**WHAT YOU NEED TO DO:**
Copy every line below that contains the word "header".

**STORED ROWS:**
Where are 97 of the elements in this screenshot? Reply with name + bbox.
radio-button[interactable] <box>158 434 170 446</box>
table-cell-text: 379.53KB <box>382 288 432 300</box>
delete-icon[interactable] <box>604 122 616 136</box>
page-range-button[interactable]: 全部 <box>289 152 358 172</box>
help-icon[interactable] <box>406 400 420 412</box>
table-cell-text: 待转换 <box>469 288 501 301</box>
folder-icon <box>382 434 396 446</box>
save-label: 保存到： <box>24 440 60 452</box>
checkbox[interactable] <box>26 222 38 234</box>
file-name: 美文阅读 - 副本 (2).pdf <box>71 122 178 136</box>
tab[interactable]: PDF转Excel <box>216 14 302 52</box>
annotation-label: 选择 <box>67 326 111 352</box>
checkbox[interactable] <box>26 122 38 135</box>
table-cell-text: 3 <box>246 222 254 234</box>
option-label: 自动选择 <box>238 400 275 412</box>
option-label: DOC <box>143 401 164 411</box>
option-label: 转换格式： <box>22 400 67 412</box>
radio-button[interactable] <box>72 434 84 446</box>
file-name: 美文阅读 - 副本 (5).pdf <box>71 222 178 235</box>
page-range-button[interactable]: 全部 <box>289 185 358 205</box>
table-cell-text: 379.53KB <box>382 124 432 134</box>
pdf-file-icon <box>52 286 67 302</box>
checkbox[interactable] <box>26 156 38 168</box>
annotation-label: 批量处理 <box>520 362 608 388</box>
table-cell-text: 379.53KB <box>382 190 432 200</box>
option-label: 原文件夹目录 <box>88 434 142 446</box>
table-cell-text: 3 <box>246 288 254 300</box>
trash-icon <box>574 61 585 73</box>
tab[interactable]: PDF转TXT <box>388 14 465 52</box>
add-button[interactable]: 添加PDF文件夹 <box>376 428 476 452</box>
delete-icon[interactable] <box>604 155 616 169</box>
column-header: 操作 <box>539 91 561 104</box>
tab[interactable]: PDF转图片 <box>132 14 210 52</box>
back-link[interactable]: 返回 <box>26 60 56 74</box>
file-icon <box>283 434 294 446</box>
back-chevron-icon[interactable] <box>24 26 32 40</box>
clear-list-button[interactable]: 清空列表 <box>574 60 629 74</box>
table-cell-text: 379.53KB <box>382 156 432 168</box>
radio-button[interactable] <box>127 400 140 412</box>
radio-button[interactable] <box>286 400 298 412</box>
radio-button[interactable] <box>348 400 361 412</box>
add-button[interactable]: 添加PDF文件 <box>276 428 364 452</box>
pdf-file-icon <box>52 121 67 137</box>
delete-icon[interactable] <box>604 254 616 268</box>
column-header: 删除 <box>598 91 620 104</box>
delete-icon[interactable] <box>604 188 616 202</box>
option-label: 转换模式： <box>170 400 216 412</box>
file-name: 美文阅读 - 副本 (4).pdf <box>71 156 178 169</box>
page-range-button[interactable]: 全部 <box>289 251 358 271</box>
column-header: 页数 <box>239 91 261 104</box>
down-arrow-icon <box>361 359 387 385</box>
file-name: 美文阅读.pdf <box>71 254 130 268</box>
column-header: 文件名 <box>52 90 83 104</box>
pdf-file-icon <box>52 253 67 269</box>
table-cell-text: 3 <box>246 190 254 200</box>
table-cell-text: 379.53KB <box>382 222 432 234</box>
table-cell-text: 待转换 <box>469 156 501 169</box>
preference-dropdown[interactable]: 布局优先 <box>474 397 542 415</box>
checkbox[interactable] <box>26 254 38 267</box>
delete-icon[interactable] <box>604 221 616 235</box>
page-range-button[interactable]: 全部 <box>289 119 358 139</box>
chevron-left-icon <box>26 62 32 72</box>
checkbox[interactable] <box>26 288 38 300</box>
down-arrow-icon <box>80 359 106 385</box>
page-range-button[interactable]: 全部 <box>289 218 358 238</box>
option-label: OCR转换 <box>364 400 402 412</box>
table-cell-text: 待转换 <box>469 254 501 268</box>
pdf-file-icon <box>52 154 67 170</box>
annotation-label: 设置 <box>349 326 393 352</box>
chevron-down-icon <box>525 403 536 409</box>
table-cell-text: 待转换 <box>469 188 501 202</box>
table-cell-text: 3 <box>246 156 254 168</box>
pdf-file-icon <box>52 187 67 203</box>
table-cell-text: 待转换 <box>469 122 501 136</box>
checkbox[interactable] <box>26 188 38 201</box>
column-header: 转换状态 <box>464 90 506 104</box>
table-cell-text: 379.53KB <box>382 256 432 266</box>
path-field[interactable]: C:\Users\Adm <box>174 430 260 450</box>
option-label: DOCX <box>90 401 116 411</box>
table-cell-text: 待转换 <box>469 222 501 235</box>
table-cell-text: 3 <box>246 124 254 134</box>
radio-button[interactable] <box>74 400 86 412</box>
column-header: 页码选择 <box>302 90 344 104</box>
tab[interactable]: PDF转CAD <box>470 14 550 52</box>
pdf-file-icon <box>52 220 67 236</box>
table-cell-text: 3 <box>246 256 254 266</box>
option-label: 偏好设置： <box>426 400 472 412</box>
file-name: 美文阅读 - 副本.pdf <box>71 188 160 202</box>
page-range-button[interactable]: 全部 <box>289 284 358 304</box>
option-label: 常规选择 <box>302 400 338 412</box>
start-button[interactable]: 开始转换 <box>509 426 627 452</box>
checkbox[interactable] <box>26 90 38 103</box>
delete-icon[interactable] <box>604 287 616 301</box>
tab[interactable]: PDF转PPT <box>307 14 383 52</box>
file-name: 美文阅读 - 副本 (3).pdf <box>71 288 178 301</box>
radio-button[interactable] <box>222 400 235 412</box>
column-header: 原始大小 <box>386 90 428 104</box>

**SOLUTION FOR THIS EXERCISE:**
column-header: 操作 <box>539 91 561 104</box>
column-header: 删除 <box>598 91 620 104</box>
column-header: 页数 <box>239 91 261 104</box>
column-header: 文件名 <box>52 90 83 104</box>
column-header: 转换状态 <box>464 90 506 104</box>
column-header: 页码选择 <box>302 90 344 104</box>
column-header: 原始大小 <box>386 90 428 104</box>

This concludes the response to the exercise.